Copy out the data below verbatim.

Stored dataset items
===
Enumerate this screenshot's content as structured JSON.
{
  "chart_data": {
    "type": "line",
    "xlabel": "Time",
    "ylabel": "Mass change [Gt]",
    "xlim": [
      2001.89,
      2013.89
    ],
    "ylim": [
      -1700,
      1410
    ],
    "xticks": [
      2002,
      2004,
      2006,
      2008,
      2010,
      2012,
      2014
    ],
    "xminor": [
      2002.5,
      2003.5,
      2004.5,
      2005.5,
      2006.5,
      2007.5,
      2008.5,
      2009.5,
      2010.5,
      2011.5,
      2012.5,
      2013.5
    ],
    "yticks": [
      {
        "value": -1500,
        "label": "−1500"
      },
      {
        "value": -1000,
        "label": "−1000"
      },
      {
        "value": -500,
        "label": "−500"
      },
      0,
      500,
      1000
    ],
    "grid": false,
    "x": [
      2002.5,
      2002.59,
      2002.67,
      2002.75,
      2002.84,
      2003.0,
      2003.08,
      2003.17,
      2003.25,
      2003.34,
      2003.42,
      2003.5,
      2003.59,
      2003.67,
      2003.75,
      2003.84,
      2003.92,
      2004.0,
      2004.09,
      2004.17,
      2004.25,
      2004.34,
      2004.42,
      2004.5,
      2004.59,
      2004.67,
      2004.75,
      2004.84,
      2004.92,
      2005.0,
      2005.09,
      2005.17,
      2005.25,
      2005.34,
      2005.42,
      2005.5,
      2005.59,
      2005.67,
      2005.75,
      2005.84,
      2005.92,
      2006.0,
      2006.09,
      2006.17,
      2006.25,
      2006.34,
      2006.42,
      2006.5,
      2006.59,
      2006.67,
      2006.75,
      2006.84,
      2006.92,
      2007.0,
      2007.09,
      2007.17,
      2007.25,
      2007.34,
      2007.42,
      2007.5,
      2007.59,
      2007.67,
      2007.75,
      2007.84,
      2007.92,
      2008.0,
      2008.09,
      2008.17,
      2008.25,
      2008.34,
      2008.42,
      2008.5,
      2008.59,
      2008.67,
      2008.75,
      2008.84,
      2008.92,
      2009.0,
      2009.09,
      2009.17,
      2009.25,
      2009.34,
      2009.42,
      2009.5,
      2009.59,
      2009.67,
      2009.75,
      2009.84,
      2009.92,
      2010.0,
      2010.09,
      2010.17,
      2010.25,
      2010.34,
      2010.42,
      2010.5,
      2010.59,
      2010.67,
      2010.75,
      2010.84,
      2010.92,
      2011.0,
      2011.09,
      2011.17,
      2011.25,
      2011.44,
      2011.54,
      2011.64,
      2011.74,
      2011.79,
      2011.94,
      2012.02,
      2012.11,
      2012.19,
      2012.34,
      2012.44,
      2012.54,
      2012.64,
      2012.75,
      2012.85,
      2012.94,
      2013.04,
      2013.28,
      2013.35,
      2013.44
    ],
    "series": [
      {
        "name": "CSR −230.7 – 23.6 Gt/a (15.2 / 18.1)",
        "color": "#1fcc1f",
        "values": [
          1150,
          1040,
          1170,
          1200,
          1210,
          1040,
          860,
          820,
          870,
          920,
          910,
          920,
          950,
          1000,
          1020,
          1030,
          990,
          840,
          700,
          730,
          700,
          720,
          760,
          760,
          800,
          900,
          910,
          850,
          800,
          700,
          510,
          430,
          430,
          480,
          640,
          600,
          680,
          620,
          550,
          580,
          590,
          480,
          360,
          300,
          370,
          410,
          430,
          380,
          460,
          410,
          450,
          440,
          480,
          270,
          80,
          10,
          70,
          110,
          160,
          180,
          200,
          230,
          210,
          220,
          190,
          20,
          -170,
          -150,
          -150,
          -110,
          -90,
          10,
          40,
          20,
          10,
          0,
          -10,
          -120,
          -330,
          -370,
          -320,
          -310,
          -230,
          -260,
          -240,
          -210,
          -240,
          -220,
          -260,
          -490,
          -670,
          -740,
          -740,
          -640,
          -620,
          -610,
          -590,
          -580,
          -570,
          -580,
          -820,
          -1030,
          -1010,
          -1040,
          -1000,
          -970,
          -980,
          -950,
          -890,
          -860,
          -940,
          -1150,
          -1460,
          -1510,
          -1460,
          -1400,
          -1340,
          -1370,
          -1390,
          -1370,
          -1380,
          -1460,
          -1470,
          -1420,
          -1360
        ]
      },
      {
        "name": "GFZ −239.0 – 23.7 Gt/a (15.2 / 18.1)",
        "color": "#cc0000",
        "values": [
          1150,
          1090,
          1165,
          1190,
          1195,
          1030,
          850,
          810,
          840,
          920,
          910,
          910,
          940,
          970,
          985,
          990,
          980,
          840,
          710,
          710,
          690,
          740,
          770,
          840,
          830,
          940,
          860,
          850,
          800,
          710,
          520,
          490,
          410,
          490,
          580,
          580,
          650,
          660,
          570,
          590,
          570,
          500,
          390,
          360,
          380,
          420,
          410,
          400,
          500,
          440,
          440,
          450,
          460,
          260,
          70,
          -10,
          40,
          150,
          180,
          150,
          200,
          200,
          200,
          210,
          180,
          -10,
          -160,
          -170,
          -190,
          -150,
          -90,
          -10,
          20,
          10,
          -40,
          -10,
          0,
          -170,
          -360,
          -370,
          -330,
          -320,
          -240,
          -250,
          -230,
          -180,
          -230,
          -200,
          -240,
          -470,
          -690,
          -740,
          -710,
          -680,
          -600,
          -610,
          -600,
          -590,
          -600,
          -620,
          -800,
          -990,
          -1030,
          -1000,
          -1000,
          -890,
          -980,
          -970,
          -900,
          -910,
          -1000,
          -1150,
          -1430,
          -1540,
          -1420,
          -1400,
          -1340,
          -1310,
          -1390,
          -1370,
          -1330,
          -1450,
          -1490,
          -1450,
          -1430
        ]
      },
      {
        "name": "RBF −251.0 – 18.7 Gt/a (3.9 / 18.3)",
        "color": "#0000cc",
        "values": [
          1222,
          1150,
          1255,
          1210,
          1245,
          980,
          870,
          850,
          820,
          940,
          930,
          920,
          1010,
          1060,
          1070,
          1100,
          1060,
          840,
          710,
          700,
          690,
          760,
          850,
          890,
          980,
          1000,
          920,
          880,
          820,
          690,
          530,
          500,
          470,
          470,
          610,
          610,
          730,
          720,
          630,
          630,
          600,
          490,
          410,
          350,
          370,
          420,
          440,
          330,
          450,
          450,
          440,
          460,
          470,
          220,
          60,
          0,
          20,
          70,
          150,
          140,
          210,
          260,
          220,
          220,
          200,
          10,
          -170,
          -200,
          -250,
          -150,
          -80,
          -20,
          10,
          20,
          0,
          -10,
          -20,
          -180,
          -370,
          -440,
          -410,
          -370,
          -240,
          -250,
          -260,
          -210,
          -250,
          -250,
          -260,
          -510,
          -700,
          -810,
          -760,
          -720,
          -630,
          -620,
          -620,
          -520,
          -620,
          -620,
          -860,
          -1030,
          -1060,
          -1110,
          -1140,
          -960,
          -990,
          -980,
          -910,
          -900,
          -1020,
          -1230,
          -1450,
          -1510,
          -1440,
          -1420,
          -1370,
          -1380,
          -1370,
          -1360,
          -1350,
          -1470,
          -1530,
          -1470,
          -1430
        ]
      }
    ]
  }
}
===
=== WRITTEN ANSWER ===
Enumerate this screenshot's content as structured JSON.
{
  "chart_data": {
    "type": "line",
    "xlabel": "Time",
    "ylabel": "Mass change [Gt]",
    "xlim": [
      2001.89,
      2013.89
    ],
    "ylim": [
      -1700,
      1410
    ],
    "xticks": [
      2002,
      2004,
      2006,
      2008,
      2010,
      2012,
      2014
    ],
    "xminor": [
      2002.5,
      2003.5,
      2004.5,
      2005.5,
      2006.5,
      2007.5,
      2008.5,
      2009.5,
      2010.5,
      2011.5,
      2012.5,
      2013.5
    ],
    "yticks": [
      {
        "value": -1500,
        "label": "−1500"
      },
      {
        "value": -1000,
        "label": "−1000"
      },
      {
        "value": -500,
        "label": "−500"
      },
      0,
      500,
      1000
    ],
    "grid": false,
    "x": [
      2002.5,
      2002.59,
      2002.67,
      2002.75,
      2002.84,
      2003.0,
      2003.08,
      2003.17,
      2003.25,
      2003.34,
      2003.42,
      2003.5,
      2003.59,
      2003.67,
      2003.75,
      2003.84,
      2003.92,
      2004.0,
      2004.09,
      2004.17,
      2004.25,
      2004.34,
      2004.42,
      2004.5,
      2004.59,
      2004.67,
      2004.75,
      2004.84,
      2004.92,
      2005.0,
      2005.09,
      2005.17,
      2005.25,
      2005.34,
      2005.42,
      2005.5,
      2005.59,
      2005.67,
      2005.75,
      2005.84,
      2005.92,
      2006.0,
      2006.09,
      2006.17,
      2006.25,
      2006.34,
      2006.42,
      2006.5,
      2006.59,
      2006.67,
      2006.75,
      2006.84,
      2006.92,
      2007.0,
      2007.09,
      2007.17,
      2007.25,
      2007.34,
      2007.42,
      2007.5,
      2007.59,
      2007.67,
      2007.75,
      2007.84,
      2007.92,
      2008.0,
      2008.09,
      2008.17,
      2008.25,
      2008.34,
      2008.42,
      2008.5,
      2008.59,
      2008.67,
      2008.75,
      2008.84,
      2008.92,
      2009.0,
      2009.09,
      2009.17,
      2009.25,
      2009.34,
      2009.42,
      2009.5,
      2009.59,
      2009.67,
      2009.75,
      2009.84,
      2009.92,
      2010.0,
      2010.09,
      2010.17,
      2010.25,
      2010.34,
      2010.42,
      2010.5,
      2010.59,
      2010.67,
      2010.75,
      2010.84,
      2010.92,
      2011.0,
      2011.09,
      2011.17,
      2011.25,
      2011.44,
      2011.54,
      2011.64,
      2011.74,
      2011.79,
      2011.94,
      2012.02,
      2012.11,
      2012.19,
      2012.34,
      2012.44,
      2012.54,
      2012.64,
      2012.75,
      2012.85,
      2012.94,
      2013.04,
      2013.28,
      2013.35,
      2013.44
    ],
    "series": [
      {
        "name": "CSR −230.7 – 23.6 Gt/a (15.2 / 18.1)",
        "color": "#1fcc1f",
        "values": [
          1150,
          1040,
          1170,
          1200,
          1210,
          1040,
          860,
          820,
          870,
          920,
          910,
          920,
          950,
          1000,
          1020,
          1030,
          990,
          840,
          700,
          730,
          700,
          720,
          760,
          760,
          800,
          900,
          910,
          850,
          800,
          700,
          510,
          430,
          430,
          480,
          640,
          600,
          680,
          620,
          550,
          580,
          590,
          480,
          360,
          300,
          370,
          410,
          430,
          380,
          460,
          410,
          450,
          440,
          480,
          270,
          80,
          10,
          70,
          110,
          160,
          180,
          200,
          230,
          210,
          220,
          190,
          20,
          -170,
          -150,
          -150,
          -110,
          -90,
          10,
          40,
          20,
          10,
          0,
          -10,
          -120,
          -330,
          -370,
          -320,
          -310,
          -230,
          -260,
          -240,
          -210,
          -240,
          -220,
          -260,
          -490,
          -670,
          -740,
          -740,
          -640,
          -620,
          -610,
          -590,
          -580,
          -570,
          -580,
          -820,
          -1030,
          -1010,
          -1040,
          -1000,
          -970,
          -980,
          -950,
          -890,
          -860,
          -940,
          -1150,
          -1460,
          -1510,
          -1460,
          -1400,
          -1340,
          -1370,
          -1390,
          -1370,
          -1380,
          -1460,
          -1470,
          -1420,
          -1360
        ]
      },
      {
        "name": "GFZ −239.0 – 23.7 Gt/a (15.2 / 18.1)",
        "color": "#cc0000",
        "values": [
          1150,
          1090,
          1165,
          1190,
          1195,
          1030,
          850,
          810,
          840,
          920,
          910,
          910,
          940,
          970,
          985,
          990,
          980,
          840,
          710,
          710,
          690,
          740,
          770,
          840,
          830,
          940,
          860,
          850,
          800,
          710,
          520,
          490,
          410,
          490,
          580,
          580,
          650,
          660,
          570,
          590,
          570,
          500,
          390,
          360,
          380,
          420,
          410,
          400,
          500,
          440,
          440,
          450,
          460,
          260,
          70,
          -10,
          40,
          150,
          180,
          150,
          200,
          200,
          200,
          210,
          180,
          -10,
          -160,
          -170,
          -190,
          -150,
          -90,
          -10,
          20,
          10,
          -40,
          -10,
          0,
          -170,
          -360,
          -370,
          -330,
          -320,
          -240,
          -250,
          -230,
          -180,
          -230,
          -200,
          -240,
          -470,
          -690,
          -740,
          -710,
          -680,
          -600,
          -610,
          -600,
          -590,
          -600,
          -620,
          -800,
          -990,
          -1030,
          -1000,
          -1000,
          -890,
          -980,
          -970,
          -900,
          -910,
          -1000,
          -1150,
          -1430,
          -1540,
          -1420,
          -1400,
          -1340,
          -1310,
          -1390,
          -1370,
          -1330,
          -1450,
          -1490,
          -1450,
          -1430
        ]
      },
      {
        "name": "RBF −251.0 – 18.7 Gt/a (3.9 / 18.3)",
        "color": "#0000cc",
        "values": [
          1222,
          1150,
          1255,
          1210,
          1245,
          980,
          870,
          850,
          820,
          940,
          930,
          920,
          1010,
          1060,
          1070,
          1100,
          1060,
          840,
          710,
          700,
          690,
          760,
          850,
          890,
          980,
          1000,
          920,
          880,
          820,
          690,
          530,
          500,
          470,
          470,
          610,
          610,
          730,
          720,
          630,
          630,
          600,
          490,
          410,
          350,
          370,
          420,
          440,
          330,
          450,
          450,
          440,
          460,
          470,
          220,
          60,
          0,
          20,
          70,
          150,
          140,
          210,
          260,
          220,
          220,
          200,
          10,
          -170,
          -200,
          -250,
          -150,
          -80,
          -20,
          10,
          20,
          0,
          -10,
          -20,
          -180,
          -370,
          -440,
          -410,
          -370,
          -240,
          -250,
          -260,
          -210,
          -250,
          -250,
          -260,
          -510,
          -700,
          -810,
          -760,
          -720,
          -630,
          -620,
          -620,
          -520,
          -620,
          -620,
          -860,
          -1030,
          -1060,
          -1110,
          -1140,
          -960,
          -990,
          -980,
          -910,
          -900,
          -1020,
          -1230,
          -1450,
          -1510,
          -1440,
          -1420,
          -1370,
          -1380,
          -1370,
          -1360,
          -1350,
          -1470,
          -1530,
          -1470,
          -1430
        ]
      }
    ]
  }
}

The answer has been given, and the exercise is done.